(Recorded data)
========================================

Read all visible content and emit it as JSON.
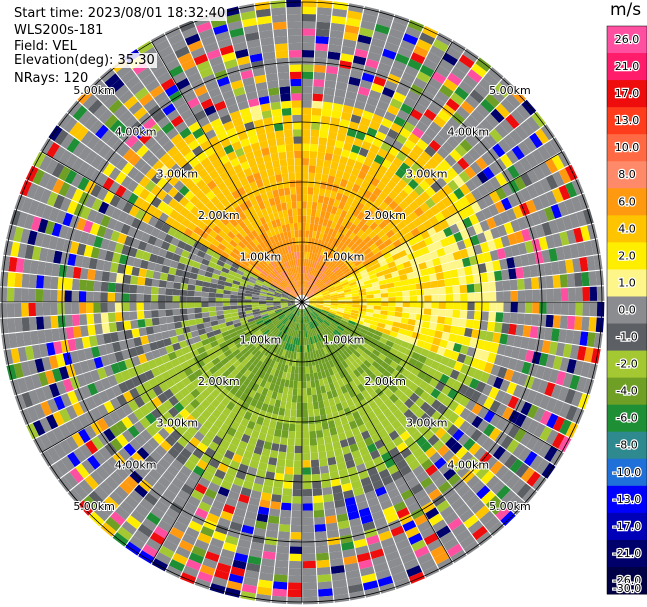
{
  "header": {
    "start_time": "Start time: 2023/08/01 18:32:40",
    "instrument": "WLS200s-181",
    "field": "Field: VEL",
    "elevation": "Elevation(deg): 35.30",
    "nrays": "NRays: 120"
  },
  "colorbar": {
    "unit": "m/s",
    "levels": [
      {
        "label": "26.0",
        "color": "#ff4fa0"
      },
      {
        "label": "21.0",
        "color": "#ff1c6a"
      },
      {
        "label": "17.0",
        "color": "#ee0c0c"
      },
      {
        "label": "13.0",
        "color": "#ff3c1c"
      },
      {
        "label": "10.0",
        "color": "#ff6a44"
      },
      {
        "label": "8.0",
        "color": "#ff8a6a"
      },
      {
        "label": "6.0",
        "color": "#ff9a10"
      },
      {
        "label": "4.0",
        "color": "#ffc400"
      },
      {
        "label": "2.0",
        "color": "#ffee00"
      },
      {
        "label": "1.0",
        "color": "#fff68a"
      },
      {
        "label": "0.0",
        "color": "#8a8c90"
      },
      {
        "label": "-1.0",
        "color": "#5c5f63"
      },
      {
        "label": "-2.0",
        "color": "#a4c832"
      },
      {
        "label": "-4.0",
        "color": "#6f9f24"
      },
      {
        "label": "-6.0",
        "color": "#1f8f36"
      },
      {
        "label": "-8.0",
        "color": "#2f8a90"
      },
      {
        "label": "-10.0",
        "color": "#1f70d8"
      },
      {
        "label": "-13.0",
        "color": "#0000ff"
      },
      {
        "label": "-17.0",
        "color": "#0000b8"
      },
      {
        "label": "-21.0",
        "color": "#00006c"
      },
      {
        "label": "-26.0",
        "color": "#000046"
      },
      {
        "label": "-30.0",
        "color": "#ffffff"
      }
    ]
  },
  "chart_data": {
    "type": "polar-ppi",
    "field": "VEL",
    "units": "m/s",
    "elevation_deg": 35.3,
    "n_rays": 120,
    "max_range_km": 5.0,
    "ring_labels": [
      "1.00km",
      "2.00km",
      "3.00km",
      "4.00km",
      "5.00km"
    ],
    "spoke_step_deg": 30,
    "sectors": [
      {
        "bearing_from": 300,
        "bearing_to": 60,
        "velocity_near_ms": 6.0,
        "velocity_far_ms": 2.0
      },
      {
        "bearing_from": 60,
        "bearing_to": 110,
        "velocity_near_ms": 2.0,
        "velocity_far_ms": 1.0
      },
      {
        "bearing_from": 110,
        "bearing_to": 250,
        "velocity_near_ms": -6.0,
        "velocity_far_ms": -2.0
      },
      {
        "bearing_from": 250,
        "bearing_to": 300,
        "velocity_near_ms": -2.0,
        "velocity_far_ms": -1.0
      }
    ]
  }
}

========================================

## WHAT IS REQUIRED
Pictures in the data above should not be copied; transcribe everything else exactly.

## PROBLEM SOLUTION
Read all visible content and emit it as JSON.
{
  "header": {
    "start_time": "Start time: 2023/08/01 18:32:40",
    "instrument": "WLS200s-181",
    "field": "Field: VEL",
    "elevation": "Elevation(deg): 35.30",
    "nrays": "NRays: 120"
  },
  "colorbar": {
    "unit": "m/s",
    "levels": [
      {
        "label": "26.0",
        "color": "#ff4fa0"
      },
      {
        "label": "21.0",
        "color": "#ff1c6a"
      },
      {
        "label": "17.0",
        "color": "#ee0c0c"
      },
      {
        "label": "13.0",
        "color": "#ff3c1c"
      },
      {
        "label": "10.0",
        "color": "#ff6a44"
      },
      {
        "label": "8.0",
        "color": "#ff8a6a"
      },
      {
        "label": "6.0",
        "color": "#ff9a10"
      },
      {
        "label": "4.0",
        "color": "#ffc400"
      },
      {
        "label": "2.0",
        "color": "#ffee00"
      },
      {
        "label": "1.0",
        "color": "#fff68a"
      },
      {
        "label": "0.0",
        "color": "#8a8c90"
      },
      {
        "label": "-1.0",
        "color": "#5c5f63"
      },
      {
        "label": "-2.0",
        "color": "#a4c832"
      },
      {
        "label": "-4.0",
        "color": "#6f9f24"
      },
      {
        "label": "-6.0",
        "color": "#1f8f36"
      },
      {
        "label": "-8.0",
        "color": "#2f8a90"
      },
      {
        "label": "-10.0",
        "color": "#1f70d8"
      },
      {
        "label": "-13.0",
        "color": "#0000ff"
      },
      {
        "label": "-17.0",
        "color": "#0000b8"
      },
      {
        "label": "-21.0",
        "color": "#00006c"
      },
      {
        "label": "-26.0",
        "color": "#000046"
      },
      {
        "label": "-30.0",
        "color": "#ffffff"
      }
    ]
  },
  "chart_data": {
    "type": "polar-ppi",
    "field": "VEL",
    "units": "m/s",
    "elevation_deg": 35.3,
    "n_rays": 120,
    "max_range_km": 5.0,
    "ring_labels": [
      "1.00km",
      "2.00km",
      "3.00km",
      "4.00km",
      "5.00km"
    ],
    "spoke_step_deg": 30,
    "sectors": [
      {
        "bearing_from": 300,
        "bearing_to": 60,
        "velocity_near_ms": 6.0,
        "velocity_far_ms": 2.0
      },
      {
        "bearing_from": 60,
        "bearing_to": 110,
        "velocity_near_ms": 2.0,
        "velocity_far_ms": 1.0
      },
      {
        "bearing_from": 110,
        "bearing_to": 250,
        "velocity_near_ms": -6.0,
        "velocity_far_ms": -2.0
      },
      {
        "bearing_from": 250,
        "bearing_to": 300,
        "velocity_near_ms": -2.0,
        "velocity_far_ms": -1.0
      }
    ]
  }
}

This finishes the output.